━━ The records ━━
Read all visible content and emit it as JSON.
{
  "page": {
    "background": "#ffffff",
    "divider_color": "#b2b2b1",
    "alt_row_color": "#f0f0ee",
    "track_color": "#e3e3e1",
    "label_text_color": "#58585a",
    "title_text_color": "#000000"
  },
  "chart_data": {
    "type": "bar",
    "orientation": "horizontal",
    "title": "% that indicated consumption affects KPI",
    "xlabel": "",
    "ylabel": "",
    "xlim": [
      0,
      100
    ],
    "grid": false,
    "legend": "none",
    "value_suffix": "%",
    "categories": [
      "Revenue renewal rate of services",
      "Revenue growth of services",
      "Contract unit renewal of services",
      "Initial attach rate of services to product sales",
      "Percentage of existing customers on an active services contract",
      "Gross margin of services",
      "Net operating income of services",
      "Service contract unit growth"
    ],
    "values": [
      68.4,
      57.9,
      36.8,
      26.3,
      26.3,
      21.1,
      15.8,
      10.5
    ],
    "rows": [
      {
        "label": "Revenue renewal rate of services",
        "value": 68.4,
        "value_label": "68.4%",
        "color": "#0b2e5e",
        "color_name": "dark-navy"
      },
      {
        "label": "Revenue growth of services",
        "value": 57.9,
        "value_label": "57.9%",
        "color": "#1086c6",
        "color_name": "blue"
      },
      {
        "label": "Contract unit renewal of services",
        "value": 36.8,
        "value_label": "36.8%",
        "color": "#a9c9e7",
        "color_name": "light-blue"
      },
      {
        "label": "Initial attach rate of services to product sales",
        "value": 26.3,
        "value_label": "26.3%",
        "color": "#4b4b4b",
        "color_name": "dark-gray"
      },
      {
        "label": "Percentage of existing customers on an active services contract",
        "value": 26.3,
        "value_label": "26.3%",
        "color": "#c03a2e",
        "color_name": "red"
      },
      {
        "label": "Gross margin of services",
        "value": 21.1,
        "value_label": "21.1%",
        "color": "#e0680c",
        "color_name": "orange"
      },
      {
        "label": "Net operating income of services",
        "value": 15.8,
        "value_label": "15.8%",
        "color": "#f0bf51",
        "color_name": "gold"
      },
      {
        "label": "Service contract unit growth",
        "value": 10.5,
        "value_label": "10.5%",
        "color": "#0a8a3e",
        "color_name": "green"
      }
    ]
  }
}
━━━
Only lines that contain the word "dark" are wanted; copy each of them.

        "color_name": "dark-navy"
        "color_name": "dark-gray"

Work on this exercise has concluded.